WHAT IS ASKED:
Return all of the data exactly as given.

[Entries with figure data]
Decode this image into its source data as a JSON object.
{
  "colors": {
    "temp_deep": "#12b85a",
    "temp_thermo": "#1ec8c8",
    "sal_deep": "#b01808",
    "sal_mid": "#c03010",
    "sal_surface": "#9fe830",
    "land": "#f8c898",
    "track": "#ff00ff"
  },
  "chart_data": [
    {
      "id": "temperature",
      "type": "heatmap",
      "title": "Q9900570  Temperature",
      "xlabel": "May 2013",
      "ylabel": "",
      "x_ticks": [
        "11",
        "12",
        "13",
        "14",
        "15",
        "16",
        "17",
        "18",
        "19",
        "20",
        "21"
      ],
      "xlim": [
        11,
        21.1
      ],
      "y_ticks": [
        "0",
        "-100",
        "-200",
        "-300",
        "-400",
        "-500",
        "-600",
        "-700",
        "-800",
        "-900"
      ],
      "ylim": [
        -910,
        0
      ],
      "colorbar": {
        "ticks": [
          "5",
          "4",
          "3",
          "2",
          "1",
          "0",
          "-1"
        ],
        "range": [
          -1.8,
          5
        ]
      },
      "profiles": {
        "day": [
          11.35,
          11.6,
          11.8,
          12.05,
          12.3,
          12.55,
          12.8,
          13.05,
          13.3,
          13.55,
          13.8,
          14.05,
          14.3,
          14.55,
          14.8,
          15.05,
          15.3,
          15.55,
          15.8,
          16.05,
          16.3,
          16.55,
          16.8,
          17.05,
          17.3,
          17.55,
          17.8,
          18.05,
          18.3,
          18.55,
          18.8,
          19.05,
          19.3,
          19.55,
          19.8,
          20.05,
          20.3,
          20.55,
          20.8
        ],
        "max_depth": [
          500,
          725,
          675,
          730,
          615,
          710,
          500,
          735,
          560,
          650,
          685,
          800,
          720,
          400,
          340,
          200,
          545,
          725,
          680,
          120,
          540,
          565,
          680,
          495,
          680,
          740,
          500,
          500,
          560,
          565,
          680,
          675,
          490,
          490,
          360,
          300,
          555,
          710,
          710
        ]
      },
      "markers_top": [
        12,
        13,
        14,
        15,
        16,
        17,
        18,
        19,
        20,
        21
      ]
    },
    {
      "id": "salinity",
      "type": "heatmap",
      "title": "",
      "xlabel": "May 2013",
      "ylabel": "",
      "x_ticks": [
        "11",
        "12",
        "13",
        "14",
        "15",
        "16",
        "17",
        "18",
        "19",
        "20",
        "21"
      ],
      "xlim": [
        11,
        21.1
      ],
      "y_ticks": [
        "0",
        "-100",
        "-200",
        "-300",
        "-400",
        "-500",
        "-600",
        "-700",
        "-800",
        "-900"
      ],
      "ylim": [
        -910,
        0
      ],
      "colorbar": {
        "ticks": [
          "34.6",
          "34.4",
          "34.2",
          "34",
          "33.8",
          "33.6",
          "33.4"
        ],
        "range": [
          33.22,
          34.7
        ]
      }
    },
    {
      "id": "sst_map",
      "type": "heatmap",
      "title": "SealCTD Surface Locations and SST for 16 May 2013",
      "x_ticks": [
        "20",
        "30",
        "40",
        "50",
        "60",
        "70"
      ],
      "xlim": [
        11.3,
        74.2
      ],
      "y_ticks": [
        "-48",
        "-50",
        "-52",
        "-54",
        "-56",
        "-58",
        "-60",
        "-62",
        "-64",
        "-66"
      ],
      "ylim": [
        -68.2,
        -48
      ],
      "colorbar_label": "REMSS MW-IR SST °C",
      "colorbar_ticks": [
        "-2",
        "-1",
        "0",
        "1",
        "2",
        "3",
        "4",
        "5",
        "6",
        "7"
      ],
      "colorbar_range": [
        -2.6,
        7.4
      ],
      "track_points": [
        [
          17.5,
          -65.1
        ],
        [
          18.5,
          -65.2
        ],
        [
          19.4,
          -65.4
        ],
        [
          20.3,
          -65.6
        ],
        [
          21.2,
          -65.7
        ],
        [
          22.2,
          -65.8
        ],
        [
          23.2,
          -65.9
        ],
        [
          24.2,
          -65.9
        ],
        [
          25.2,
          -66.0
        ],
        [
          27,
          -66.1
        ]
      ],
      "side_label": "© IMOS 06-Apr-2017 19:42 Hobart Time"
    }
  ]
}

ANSWER TO THE TASK:
Decode this image into its source data as a JSON object.
{
  "colors": {
    "temp_deep": "#12b85a",
    "temp_thermo": "#1ec8c8",
    "sal_deep": "#b01808",
    "sal_mid": "#c03010",
    "sal_surface": "#9fe830",
    "land": "#f8c898",
    "track": "#ff00ff"
  },
  "chart_data": [
    {
      "id": "temperature",
      "type": "heatmap",
      "title": "Q9900570  Temperature",
      "xlabel": "May 2013",
      "ylabel": "",
      "x_ticks": [
        "11",
        "12",
        "13",
        "14",
        "15",
        "16",
        "17",
        "18",
        "19",
        "20",
        "21"
      ],
      "xlim": [
        11,
        21.1
      ],
      "y_ticks": [
        "0",
        "-100",
        "-200",
        "-300",
        "-400",
        "-500",
        "-600",
        "-700",
        "-800",
        "-900"
      ],
      "ylim": [
        -910,
        0
      ],
      "colorbar": {
        "ticks": [
          "5",
          "4",
          "3",
          "2",
          "1",
          "0",
          "-1"
        ],
        "range": [
          -1.8,
          5
        ]
      },
      "profiles": {
        "day": [
          11.35,
          11.6,
          11.8,
          12.05,
          12.3,
          12.55,
          12.8,
          13.05,
          13.3,
          13.55,
          13.8,
          14.05,
          14.3,
          14.55,
          14.8,
          15.05,
          15.3,
          15.55,
          15.8,
          16.05,
          16.3,
          16.55,
          16.8,
          17.05,
          17.3,
          17.55,
          17.8,
          18.05,
          18.3,
          18.55,
          18.8,
          19.05,
          19.3,
          19.55,
          19.8,
          20.05,
          20.3,
          20.55,
          20.8
        ],
        "max_depth": [
          500,
          725,
          675,
          730,
          615,
          710,
          500,
          735,
          560,
          650,
          685,
          800,
          720,
          400,
          340,
          200,
          545,
          725,
          680,
          120,
          540,
          565,
          680,
          495,
          680,
          740,
          500,
          500,
          560,
          565,
          680,
          675,
          490,
          490,
          360,
          300,
          555,
          710,
          710
        ]
      },
      "markers_top": [
        12,
        13,
        14,
        15,
        16,
        17,
        18,
        19,
        20,
        21
      ]
    },
    {
      "id": "salinity",
      "type": "heatmap",
      "title": "",
      "xlabel": "May 2013",
      "ylabel": "",
      "x_ticks": [
        "11",
        "12",
        "13",
        "14",
        "15",
        "16",
        "17",
        "18",
        "19",
        "20",
        "21"
      ],
      "xlim": [
        11,
        21.1
      ],
      "y_ticks": [
        "0",
        "-100",
        "-200",
        "-300",
        "-400",
        "-500",
        "-600",
        "-700",
        "-800",
        "-900"
      ],
      "ylim": [
        -910,
        0
      ],
      "colorbar": {
        "ticks": [
          "34.6",
          "34.4",
          "34.2",
          "34",
          "33.8",
          "33.6",
          "33.4"
        ],
        "range": [
          33.22,
          34.7
        ]
      }
    },
    {
      "id": "sst_map",
      "type": "heatmap",
      "title": "SealCTD Surface Locations and SST for 16 May 2013",
      "x_ticks": [
        "20",
        "30",
        "40",
        "50",
        "60",
        "70"
      ],
      "xlim": [
        11.3,
        74.2
      ],
      "y_ticks": [
        "-48",
        "-50",
        "-52",
        "-54",
        "-56",
        "-58",
        "-60",
        "-62",
        "-64",
        "-66"
      ],
      "ylim": [
        -68.2,
        -48
      ],
      "colorbar_label": "REMSS MW-IR SST °C",
      "colorbar_ticks": [
        "-2",
        "-1",
        "0",
        "1",
        "2",
        "3",
        "4",
        "5",
        "6",
        "7"
      ],
      "colorbar_range": [
        -2.6,
        7.4
      ],
      "track_points": [
        [
          17.5,
          -65.1
        ],
        [
          18.5,
          -65.2
        ],
        [
          19.4,
          -65.4
        ],
        [
          20.3,
          -65.6
        ],
        [
          21.2,
          -65.7
        ],
        [
          22.2,
          -65.8
        ],
        [
          23.2,
          -65.9
        ],
        [
          24.2,
          -65.9
        ],
        [
          25.2,
          -66.0
        ],
        [
          27,
          -66.1
        ]
      ],
      "side_label": "© IMOS 06-Apr-2017 19:42 Hobart Time"
    }
  ]
}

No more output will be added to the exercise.